Short task - Report how many lines contain "Dietersburg". The answer is a single number.
# Items start
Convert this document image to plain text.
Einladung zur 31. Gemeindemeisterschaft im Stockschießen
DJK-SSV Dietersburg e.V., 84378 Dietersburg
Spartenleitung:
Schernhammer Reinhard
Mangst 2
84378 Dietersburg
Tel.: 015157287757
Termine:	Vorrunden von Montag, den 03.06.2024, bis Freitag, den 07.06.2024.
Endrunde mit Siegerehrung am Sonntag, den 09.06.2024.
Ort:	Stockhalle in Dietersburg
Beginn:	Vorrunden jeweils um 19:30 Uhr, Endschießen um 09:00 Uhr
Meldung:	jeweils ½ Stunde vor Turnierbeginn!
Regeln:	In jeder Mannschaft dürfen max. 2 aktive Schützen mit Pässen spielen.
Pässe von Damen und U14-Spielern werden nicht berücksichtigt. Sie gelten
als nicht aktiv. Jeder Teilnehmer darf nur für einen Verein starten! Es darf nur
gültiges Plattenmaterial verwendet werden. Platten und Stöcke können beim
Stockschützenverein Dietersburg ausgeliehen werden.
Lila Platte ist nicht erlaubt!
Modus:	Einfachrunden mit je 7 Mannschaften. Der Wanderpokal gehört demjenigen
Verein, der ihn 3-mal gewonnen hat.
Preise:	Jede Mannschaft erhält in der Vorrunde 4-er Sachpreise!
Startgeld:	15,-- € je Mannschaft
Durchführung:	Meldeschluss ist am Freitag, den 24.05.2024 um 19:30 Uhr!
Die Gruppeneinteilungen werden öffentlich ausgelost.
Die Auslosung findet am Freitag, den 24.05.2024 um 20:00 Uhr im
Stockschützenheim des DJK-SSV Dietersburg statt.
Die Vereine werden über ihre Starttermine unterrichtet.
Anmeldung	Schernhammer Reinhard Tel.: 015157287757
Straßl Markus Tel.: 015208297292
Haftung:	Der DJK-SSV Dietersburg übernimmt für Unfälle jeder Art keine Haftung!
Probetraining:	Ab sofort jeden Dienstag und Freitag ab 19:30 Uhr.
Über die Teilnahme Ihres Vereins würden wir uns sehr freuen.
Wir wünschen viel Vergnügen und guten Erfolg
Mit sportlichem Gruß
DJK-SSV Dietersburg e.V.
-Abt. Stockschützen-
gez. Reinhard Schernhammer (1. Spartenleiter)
# Items end
# Items start
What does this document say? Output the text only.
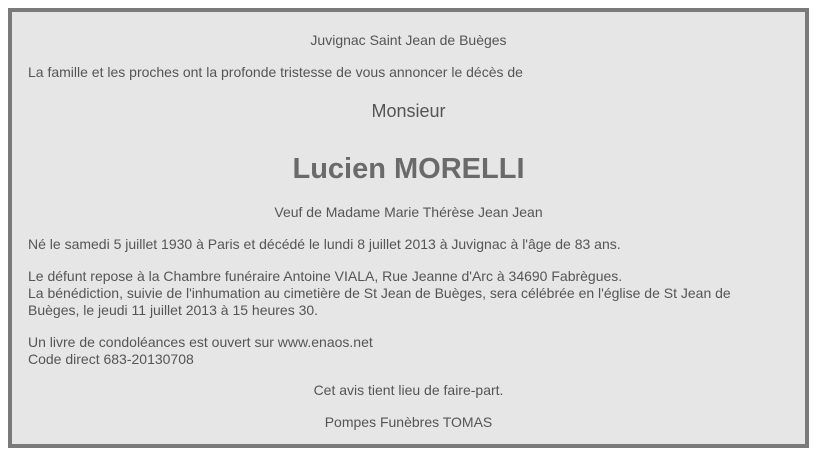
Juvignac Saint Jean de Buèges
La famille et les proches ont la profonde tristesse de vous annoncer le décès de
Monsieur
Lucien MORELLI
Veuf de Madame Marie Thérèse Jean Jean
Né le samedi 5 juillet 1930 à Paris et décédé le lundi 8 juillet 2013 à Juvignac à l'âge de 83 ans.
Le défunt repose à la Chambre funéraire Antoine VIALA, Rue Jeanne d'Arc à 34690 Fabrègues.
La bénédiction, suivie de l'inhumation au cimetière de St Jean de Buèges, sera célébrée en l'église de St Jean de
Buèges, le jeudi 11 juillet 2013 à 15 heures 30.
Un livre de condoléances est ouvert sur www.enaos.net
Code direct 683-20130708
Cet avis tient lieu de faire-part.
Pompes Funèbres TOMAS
# Items end
Response below - 7